_READING PASSAGE_.
-=-=-=-=-

And of course, that one minor change that appeared in the broad text was the now infamous update to the Motion to vacate the Chair. In the new rule, a single member of either party can bring a motion to the floor for a vote to vacate the Speaker’s chair, and elect a new Chairman.

This is actually nothing new, it’s been around forever. Being a democracy, we call it a motion to vacate the Chair. But if you live in a parliamentary democracy, you would know it as A vote of no confidence. In the UK notes of no confidence are like the House of Commons version of an English layabout calling in sick for a soccer match. They pull it when they don’t feel like working for a day or two.

We take it a bit more seriously here across the sink, Mainly because it’s such a pain in the ass. My research shows that it has only been used twice. Once in 1910, an again against GOP Speaker John Boehner by the Freedom Caucus, pissed at him not being able to stop Obama’s agenda. Boehner survived the challenge. They tried it again in 2015, and this time Boehner resigned from congress, rather than go through that shit again.

I know all that shit Murf, but What is it? Simple answer, if you haven’t seen the rules package, nobody is really sure. When the Freedom Caucus pulled it on Boehner, the rule was what it is now, any one member could call for the motion. When Pelosi took over in 2019, they changed the rule to read that a simple majority of either party could call for the motion. The Freedom Caucus just took its toy back.

-=-=-=-=-

_Element boundary records_.
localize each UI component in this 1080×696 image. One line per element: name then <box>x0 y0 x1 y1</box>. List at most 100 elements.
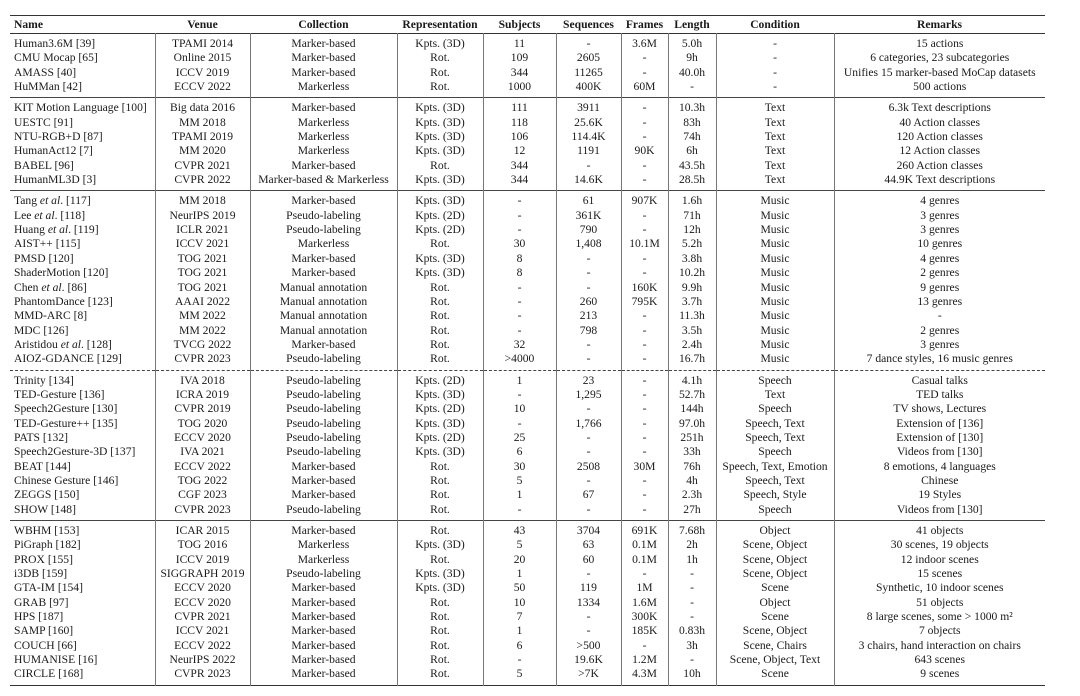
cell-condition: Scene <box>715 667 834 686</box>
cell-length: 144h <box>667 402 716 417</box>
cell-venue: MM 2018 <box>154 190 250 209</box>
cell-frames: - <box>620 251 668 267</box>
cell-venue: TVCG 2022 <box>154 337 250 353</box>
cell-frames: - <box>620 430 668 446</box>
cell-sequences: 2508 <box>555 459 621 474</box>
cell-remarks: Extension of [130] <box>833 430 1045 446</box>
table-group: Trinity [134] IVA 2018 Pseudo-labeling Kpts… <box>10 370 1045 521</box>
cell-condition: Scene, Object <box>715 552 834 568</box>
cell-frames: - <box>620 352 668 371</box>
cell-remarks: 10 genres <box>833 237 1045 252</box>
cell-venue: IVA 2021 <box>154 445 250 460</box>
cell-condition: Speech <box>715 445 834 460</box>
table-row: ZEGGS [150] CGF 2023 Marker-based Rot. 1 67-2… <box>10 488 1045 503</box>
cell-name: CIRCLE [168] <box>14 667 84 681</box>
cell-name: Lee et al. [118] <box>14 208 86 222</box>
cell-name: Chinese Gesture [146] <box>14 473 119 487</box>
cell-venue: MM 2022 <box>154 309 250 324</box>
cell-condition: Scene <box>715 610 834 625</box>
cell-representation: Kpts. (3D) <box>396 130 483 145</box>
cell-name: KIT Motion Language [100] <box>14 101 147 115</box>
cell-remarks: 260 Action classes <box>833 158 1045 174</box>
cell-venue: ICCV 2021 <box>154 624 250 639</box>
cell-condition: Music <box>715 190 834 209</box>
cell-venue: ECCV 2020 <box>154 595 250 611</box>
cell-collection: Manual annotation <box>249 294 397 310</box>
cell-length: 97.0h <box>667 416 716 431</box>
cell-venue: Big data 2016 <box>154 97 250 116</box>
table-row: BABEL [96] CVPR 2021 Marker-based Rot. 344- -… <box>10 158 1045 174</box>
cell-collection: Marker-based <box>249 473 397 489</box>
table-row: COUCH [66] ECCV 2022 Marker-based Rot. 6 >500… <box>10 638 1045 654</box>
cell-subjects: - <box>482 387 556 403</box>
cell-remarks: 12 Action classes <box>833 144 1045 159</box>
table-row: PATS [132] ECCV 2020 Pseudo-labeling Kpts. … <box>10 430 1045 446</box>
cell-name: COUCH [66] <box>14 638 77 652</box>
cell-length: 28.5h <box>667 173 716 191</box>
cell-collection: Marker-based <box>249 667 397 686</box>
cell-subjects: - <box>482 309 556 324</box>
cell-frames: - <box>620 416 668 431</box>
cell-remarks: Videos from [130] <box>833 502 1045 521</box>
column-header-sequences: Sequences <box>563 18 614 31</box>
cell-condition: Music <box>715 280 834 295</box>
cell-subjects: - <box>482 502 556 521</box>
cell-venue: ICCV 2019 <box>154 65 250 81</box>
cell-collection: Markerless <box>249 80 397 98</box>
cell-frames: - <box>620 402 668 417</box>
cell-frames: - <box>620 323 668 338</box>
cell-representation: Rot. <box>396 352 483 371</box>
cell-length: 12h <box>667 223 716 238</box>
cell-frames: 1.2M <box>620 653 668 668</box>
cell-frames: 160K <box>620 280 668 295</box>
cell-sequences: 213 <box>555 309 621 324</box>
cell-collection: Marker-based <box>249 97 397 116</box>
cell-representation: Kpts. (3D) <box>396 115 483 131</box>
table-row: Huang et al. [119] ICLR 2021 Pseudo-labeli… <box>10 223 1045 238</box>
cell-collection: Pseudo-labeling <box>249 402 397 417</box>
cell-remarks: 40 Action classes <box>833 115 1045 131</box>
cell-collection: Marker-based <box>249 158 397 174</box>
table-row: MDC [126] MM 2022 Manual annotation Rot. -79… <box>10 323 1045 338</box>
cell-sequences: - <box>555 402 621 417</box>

-=-=-=-=-

_SET EXERCISE 1_.
Please summarize the passage on the motion to vacate the Chair in two sentences, leaving the lines aside.
_SET EXERCISE 2_.
Answer these questions from the passage on the motion to vacate the Chair, not the lines:
(a) What is the motion to vacate the Chair called in a parliamentary democracy?
(b) What did Boehner do after the attempt in 2015?
(c) What did the rule say after Pelosi took over in 2019?

_CORRECT ANSWER 1_.
The new rule lets a single member of either party bring a motion to vacate the Speaker's chair and elect a new Chairman, a long-standing procedure that parliamentary democracies know as a vote of no confidence. When Pelosi took over in 2019 the rule was changed so that a simple majority of either party could call for the motion, but the new rule returns to the one-member version in place when the Freedom Caucus used it against Boehner.

_CORRECT ANSWER 2_.
(a) A vote of no confidence.
(b) He resigned from Congress.
(c) A simple majority of either party could call for the motion.